*REQUIRED TASK*
Count how many lines mention the word "description". Write that number alone.

* * *

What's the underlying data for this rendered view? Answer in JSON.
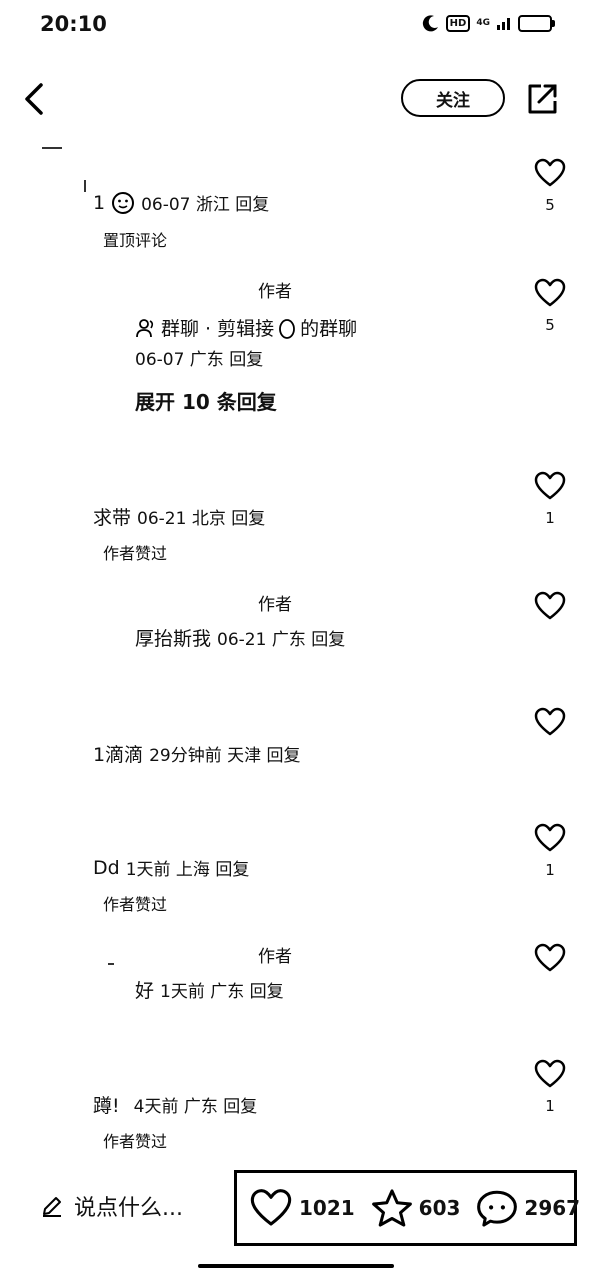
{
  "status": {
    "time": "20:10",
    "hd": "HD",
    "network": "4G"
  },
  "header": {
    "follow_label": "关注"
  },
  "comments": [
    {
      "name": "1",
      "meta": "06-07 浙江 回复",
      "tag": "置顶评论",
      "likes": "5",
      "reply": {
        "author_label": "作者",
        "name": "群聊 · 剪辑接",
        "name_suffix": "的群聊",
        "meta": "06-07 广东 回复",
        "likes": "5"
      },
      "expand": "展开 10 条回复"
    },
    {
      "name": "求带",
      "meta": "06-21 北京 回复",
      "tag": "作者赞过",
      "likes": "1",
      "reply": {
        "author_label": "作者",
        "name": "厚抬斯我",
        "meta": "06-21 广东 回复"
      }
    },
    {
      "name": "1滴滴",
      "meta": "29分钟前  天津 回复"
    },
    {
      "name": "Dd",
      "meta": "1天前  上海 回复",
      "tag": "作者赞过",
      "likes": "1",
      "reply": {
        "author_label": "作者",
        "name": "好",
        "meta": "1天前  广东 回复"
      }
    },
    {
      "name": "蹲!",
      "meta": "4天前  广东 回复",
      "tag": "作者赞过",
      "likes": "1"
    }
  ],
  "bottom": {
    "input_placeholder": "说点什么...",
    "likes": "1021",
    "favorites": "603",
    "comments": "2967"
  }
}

* * *

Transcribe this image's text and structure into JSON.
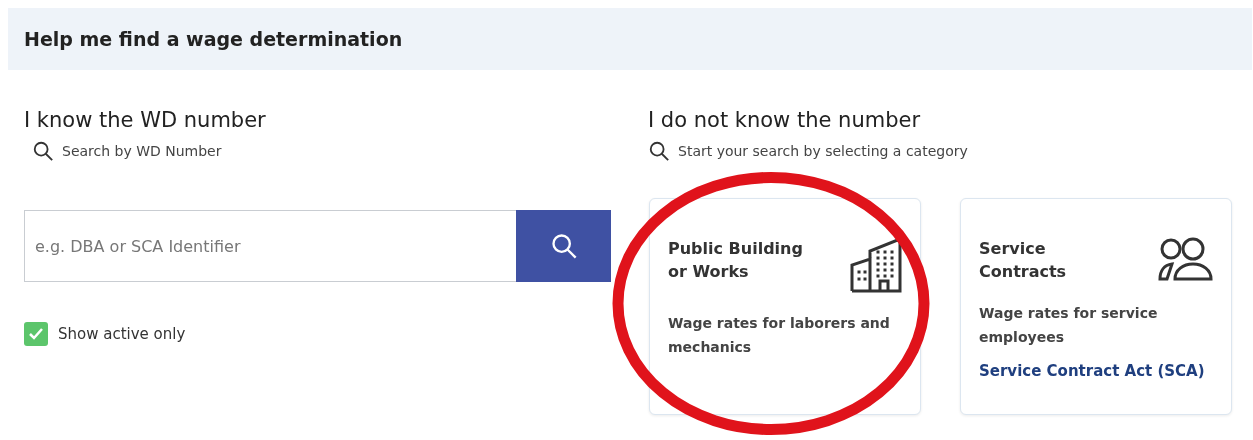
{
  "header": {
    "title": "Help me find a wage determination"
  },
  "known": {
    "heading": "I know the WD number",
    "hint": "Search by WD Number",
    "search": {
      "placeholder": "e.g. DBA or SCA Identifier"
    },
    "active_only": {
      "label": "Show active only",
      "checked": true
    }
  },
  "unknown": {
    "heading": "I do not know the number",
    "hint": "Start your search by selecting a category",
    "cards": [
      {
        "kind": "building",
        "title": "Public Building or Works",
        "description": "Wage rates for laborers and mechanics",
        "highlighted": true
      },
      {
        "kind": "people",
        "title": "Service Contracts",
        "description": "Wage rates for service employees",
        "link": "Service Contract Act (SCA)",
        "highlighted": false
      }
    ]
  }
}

* * *

*TASK OUTPUT*
2